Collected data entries
::::

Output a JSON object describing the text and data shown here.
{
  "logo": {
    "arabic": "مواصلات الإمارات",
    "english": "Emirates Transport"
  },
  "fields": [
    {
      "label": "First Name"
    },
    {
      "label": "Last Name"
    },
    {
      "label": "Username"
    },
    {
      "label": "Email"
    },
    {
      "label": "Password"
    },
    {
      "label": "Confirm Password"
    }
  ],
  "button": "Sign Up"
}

::::

■ Short task
Provide an exact reproduction of all the entries shown above.

■ Written solution
Output a JSON object describing the text and data shown here.
{
  "logo": {
    "arabic": "مواصلات الإمارات",
    "english": "Emirates Transport"
  },
  "fields": [
    {
      "label": "First Name"
    },
    {
      "label": "Last Name"
    },
    {
      "label": "Username"
    },
    {
      "label": "Email"
    },
    {
      "label": "Password"
    },
    {
      "label": "Confirm Password"
    }
  ],
  "button": "Sign Up"
}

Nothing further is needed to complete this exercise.